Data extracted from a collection
>>>

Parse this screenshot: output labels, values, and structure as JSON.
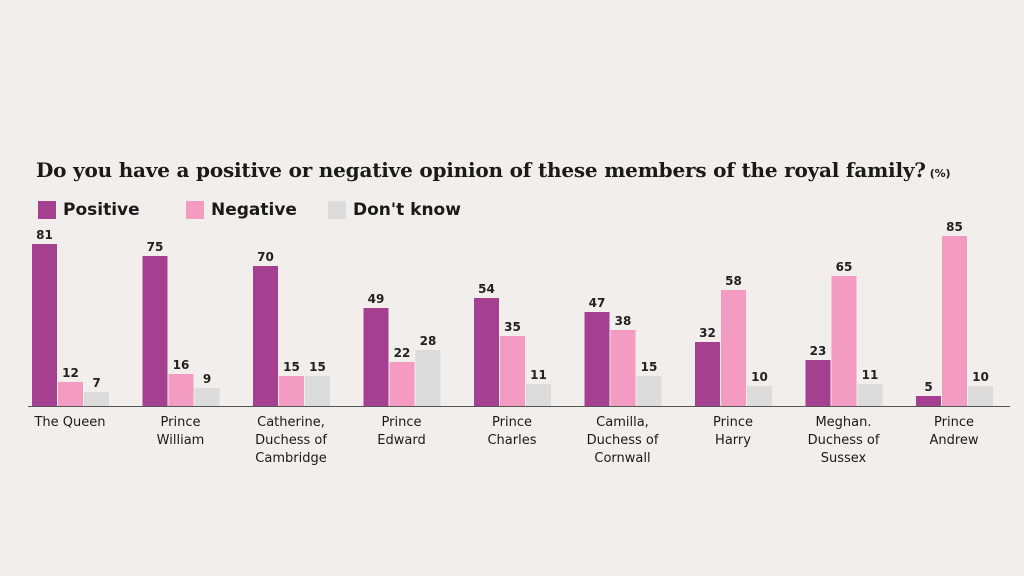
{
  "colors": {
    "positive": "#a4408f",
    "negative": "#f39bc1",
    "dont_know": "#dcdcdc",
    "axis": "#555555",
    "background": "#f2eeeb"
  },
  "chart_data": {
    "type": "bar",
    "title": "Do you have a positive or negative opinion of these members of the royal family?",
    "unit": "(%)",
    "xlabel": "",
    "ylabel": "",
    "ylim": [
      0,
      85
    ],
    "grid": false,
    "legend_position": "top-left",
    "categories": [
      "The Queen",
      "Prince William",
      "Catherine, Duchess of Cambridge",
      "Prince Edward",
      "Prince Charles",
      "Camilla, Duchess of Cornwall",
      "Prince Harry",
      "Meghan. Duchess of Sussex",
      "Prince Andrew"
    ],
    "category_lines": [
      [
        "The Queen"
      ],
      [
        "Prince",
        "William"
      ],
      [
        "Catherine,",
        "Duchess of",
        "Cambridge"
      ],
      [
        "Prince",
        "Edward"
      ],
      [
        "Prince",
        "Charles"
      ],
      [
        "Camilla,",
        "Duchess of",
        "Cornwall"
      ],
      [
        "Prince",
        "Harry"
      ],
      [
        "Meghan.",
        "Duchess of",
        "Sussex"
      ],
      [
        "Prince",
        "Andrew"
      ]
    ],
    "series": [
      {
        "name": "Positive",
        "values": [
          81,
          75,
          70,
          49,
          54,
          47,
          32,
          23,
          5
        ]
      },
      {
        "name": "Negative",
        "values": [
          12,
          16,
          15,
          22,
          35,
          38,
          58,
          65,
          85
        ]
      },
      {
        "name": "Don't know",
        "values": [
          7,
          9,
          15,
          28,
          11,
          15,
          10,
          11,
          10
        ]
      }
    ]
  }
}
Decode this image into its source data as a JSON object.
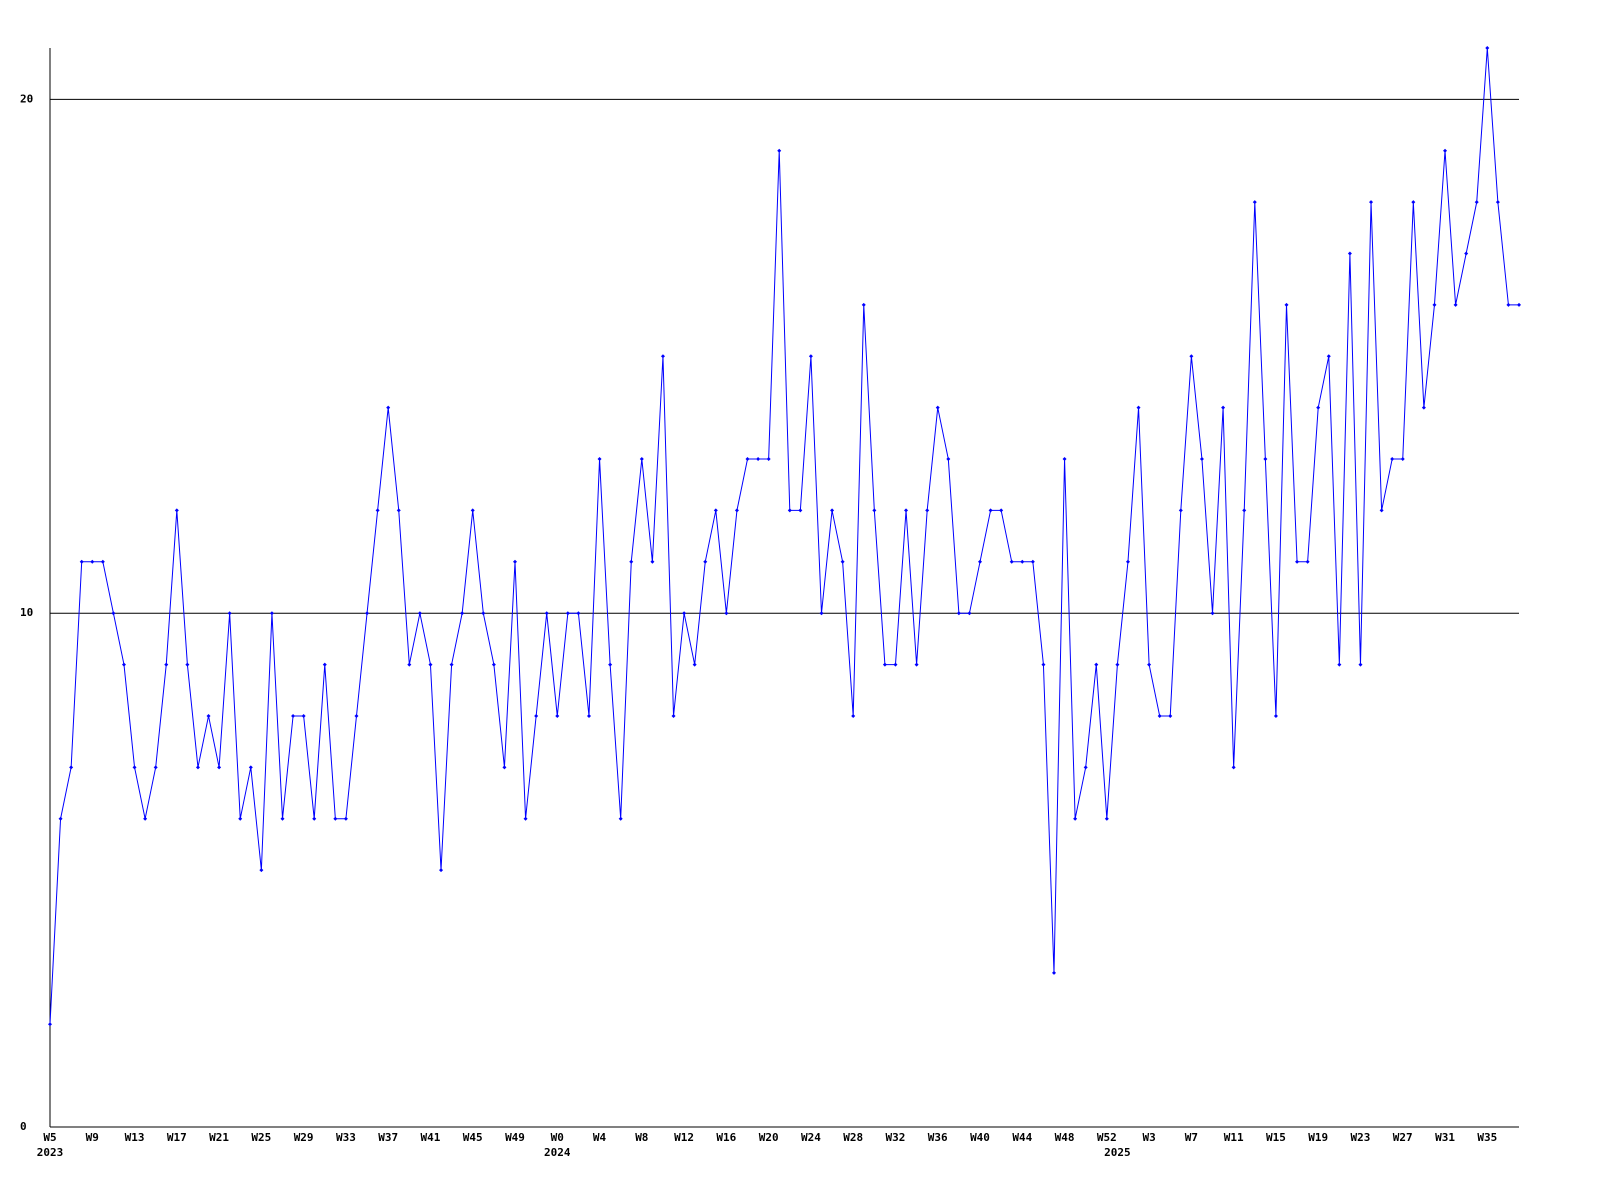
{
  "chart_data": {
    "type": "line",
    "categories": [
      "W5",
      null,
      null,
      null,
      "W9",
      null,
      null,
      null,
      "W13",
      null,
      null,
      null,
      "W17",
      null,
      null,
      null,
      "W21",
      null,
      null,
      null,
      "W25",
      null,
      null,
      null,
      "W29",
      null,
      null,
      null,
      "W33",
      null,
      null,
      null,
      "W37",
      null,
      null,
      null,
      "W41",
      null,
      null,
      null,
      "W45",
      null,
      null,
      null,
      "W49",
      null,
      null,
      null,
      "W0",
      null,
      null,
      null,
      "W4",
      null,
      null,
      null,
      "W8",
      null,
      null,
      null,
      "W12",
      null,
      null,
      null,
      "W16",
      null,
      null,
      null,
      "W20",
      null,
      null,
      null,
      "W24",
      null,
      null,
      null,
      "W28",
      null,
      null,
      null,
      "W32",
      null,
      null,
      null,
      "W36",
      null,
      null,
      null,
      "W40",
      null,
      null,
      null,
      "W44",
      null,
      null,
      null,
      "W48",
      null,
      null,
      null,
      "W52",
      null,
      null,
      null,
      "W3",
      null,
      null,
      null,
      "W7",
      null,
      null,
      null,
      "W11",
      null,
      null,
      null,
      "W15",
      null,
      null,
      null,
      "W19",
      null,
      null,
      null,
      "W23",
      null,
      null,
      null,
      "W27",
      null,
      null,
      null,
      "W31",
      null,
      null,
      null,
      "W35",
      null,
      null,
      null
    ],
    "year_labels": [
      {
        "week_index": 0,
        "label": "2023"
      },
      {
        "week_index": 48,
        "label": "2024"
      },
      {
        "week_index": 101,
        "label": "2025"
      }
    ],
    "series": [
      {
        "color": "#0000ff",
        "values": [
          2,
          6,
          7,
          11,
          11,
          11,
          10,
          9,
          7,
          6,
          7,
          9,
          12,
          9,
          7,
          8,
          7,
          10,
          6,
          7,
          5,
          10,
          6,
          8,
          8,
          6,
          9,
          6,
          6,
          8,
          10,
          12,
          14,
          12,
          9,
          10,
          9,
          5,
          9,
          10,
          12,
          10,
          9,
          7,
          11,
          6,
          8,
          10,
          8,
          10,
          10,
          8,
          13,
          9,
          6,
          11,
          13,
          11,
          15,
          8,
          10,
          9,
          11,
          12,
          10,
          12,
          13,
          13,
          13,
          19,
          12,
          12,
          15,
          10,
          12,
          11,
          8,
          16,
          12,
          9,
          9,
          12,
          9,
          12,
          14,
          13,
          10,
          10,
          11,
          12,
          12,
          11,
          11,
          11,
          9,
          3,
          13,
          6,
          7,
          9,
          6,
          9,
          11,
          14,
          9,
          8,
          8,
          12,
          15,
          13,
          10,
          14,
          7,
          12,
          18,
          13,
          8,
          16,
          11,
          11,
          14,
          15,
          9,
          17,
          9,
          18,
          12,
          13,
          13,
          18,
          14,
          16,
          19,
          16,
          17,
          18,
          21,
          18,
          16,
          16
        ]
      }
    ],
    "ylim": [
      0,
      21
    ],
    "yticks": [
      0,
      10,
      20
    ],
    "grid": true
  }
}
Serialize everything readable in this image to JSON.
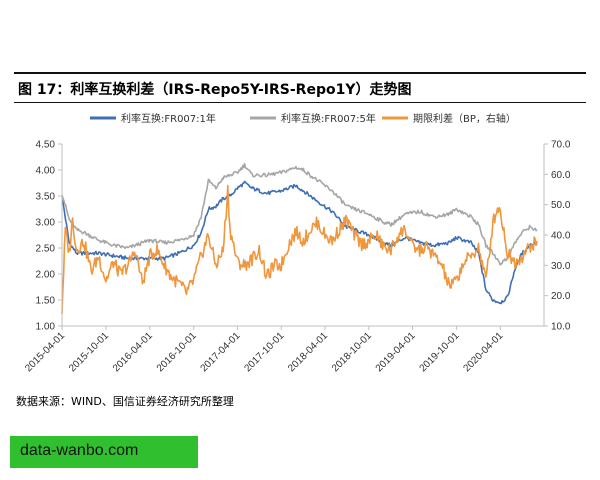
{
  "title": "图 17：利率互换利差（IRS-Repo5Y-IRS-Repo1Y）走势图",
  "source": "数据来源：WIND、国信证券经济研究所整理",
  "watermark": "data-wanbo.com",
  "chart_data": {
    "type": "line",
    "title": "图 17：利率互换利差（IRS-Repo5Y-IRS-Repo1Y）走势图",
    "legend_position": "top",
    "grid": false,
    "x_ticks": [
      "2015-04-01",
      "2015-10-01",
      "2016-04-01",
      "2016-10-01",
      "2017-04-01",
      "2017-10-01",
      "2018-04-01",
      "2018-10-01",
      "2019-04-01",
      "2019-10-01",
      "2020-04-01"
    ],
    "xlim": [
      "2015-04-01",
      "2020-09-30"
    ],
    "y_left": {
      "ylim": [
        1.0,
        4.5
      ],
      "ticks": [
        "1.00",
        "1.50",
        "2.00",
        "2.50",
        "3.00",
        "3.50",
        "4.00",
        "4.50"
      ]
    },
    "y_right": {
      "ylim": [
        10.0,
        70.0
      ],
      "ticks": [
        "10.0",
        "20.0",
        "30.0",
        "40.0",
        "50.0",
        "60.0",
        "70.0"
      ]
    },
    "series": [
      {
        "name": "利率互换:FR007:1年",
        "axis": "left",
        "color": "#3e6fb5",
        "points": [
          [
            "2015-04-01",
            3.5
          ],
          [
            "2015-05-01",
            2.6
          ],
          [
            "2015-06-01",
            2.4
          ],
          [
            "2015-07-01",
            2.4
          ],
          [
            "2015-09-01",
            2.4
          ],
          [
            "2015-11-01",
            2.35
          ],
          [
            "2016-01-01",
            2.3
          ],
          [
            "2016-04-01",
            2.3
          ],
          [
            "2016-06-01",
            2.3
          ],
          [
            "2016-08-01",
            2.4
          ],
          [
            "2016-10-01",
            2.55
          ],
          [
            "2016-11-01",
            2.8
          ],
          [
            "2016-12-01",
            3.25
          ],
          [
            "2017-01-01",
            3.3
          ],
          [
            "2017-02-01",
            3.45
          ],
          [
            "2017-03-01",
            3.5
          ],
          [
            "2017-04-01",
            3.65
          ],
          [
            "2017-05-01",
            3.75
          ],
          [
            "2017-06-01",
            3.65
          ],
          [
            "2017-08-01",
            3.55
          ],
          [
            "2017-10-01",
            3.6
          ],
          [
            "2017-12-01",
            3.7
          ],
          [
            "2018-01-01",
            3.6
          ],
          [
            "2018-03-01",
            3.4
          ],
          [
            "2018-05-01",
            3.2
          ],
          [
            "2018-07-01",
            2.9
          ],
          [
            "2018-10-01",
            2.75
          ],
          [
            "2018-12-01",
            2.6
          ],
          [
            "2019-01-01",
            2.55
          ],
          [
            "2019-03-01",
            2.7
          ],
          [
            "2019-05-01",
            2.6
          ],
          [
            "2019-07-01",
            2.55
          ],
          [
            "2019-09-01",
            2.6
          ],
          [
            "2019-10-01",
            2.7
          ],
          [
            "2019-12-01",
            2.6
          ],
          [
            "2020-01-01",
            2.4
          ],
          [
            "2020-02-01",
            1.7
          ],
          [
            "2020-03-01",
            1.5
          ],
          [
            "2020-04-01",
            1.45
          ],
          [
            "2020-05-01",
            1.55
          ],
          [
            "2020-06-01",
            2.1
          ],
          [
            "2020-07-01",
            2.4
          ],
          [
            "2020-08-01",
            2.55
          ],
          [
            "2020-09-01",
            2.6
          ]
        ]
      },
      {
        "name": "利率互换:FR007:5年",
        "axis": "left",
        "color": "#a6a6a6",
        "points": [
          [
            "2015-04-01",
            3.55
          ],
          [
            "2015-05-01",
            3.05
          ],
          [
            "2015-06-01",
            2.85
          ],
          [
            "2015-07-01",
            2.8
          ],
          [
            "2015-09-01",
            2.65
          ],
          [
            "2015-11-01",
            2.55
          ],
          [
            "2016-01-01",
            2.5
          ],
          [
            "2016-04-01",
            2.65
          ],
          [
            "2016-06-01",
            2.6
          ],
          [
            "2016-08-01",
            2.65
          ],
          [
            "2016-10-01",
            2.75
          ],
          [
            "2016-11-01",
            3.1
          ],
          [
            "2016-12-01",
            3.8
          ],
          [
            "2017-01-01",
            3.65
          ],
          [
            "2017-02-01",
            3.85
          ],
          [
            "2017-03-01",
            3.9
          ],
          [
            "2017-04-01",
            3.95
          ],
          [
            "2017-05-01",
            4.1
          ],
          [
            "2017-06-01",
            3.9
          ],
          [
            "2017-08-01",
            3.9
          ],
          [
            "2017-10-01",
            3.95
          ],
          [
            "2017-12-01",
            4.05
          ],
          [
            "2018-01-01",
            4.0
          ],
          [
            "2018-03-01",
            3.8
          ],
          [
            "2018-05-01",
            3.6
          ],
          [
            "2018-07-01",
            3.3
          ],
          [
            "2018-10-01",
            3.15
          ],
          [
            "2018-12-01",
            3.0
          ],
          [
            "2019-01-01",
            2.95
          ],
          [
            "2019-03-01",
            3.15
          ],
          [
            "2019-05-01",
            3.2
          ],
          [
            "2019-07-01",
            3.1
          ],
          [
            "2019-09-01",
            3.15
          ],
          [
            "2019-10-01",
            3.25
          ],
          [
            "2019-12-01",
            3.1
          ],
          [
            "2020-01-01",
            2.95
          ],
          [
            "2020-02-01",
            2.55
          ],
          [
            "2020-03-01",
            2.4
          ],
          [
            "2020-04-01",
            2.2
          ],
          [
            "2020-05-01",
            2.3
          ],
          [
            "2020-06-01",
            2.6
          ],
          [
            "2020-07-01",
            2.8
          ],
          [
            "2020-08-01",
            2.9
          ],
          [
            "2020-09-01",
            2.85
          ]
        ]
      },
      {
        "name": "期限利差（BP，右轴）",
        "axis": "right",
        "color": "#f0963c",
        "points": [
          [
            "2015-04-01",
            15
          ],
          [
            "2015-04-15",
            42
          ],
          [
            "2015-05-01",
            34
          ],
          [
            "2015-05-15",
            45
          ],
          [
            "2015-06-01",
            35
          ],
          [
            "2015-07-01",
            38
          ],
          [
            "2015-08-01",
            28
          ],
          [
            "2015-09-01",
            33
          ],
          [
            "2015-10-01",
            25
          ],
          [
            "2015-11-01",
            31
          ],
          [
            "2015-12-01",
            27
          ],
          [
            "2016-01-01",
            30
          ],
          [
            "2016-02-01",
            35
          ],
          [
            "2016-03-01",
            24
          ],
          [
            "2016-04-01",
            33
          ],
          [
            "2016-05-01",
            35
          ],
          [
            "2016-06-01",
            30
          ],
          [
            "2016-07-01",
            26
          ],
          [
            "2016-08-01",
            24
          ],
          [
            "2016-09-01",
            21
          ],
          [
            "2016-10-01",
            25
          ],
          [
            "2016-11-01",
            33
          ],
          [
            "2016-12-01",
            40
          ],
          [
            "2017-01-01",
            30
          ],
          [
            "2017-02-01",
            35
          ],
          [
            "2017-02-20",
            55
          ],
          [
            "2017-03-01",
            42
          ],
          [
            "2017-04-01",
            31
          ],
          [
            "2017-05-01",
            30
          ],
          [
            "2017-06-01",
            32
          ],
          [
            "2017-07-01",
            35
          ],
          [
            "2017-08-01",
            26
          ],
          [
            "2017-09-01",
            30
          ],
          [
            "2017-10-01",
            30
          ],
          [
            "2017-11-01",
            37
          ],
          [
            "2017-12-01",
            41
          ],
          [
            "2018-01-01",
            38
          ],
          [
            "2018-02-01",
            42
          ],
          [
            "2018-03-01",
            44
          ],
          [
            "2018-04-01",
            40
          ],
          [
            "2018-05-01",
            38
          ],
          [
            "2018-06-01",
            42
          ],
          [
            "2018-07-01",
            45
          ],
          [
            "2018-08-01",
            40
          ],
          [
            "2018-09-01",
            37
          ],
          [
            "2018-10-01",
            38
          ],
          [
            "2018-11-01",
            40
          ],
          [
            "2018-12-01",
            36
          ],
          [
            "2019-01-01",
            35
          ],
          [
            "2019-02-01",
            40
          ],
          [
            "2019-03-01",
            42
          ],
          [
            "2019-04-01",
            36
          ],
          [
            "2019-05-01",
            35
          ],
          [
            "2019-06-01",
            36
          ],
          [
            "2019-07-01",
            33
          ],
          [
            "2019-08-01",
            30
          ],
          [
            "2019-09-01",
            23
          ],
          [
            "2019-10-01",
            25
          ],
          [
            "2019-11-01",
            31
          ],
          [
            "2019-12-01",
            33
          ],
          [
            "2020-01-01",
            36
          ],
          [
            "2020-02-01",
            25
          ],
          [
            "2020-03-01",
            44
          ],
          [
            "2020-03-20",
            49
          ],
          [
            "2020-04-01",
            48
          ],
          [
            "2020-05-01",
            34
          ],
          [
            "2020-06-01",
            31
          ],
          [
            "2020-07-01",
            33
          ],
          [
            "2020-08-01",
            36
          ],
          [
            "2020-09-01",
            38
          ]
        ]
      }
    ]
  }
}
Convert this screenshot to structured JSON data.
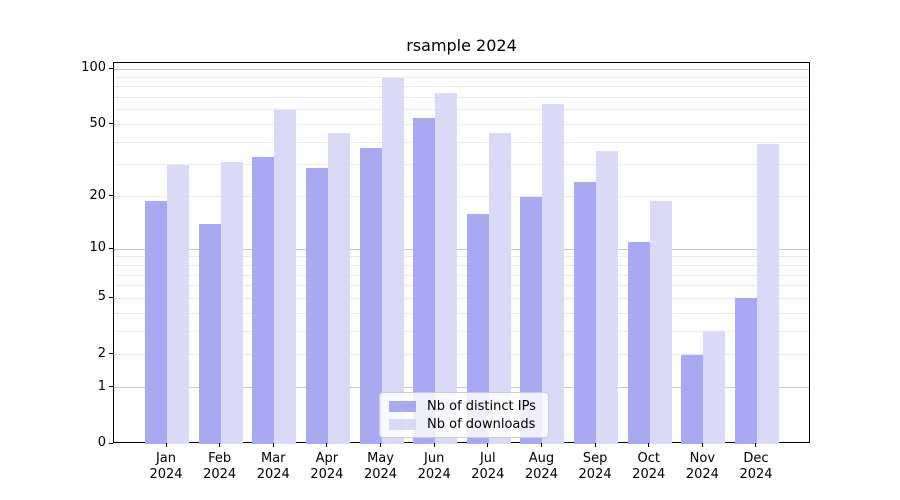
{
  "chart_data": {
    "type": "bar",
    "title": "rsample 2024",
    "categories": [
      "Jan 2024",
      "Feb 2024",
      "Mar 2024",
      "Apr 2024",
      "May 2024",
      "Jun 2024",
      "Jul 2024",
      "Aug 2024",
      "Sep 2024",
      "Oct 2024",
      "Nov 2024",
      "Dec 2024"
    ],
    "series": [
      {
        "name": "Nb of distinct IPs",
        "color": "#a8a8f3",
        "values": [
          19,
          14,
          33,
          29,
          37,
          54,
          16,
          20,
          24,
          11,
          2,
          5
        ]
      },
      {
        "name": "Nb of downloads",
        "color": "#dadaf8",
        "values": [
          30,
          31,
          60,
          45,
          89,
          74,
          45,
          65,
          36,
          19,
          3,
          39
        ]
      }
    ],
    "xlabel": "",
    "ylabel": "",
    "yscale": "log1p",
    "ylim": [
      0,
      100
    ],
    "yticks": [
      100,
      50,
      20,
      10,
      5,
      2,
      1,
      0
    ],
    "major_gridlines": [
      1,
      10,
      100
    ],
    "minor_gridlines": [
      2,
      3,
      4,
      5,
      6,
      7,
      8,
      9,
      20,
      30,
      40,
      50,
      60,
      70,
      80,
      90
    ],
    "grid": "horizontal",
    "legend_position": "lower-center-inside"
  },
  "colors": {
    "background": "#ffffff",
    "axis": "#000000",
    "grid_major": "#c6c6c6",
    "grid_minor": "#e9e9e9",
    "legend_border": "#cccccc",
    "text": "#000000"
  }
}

<<<

WHAT NEEDS TO BE DONE
What is the number of lines holding the word "background"? State it alone.

TASK OUTPUT
2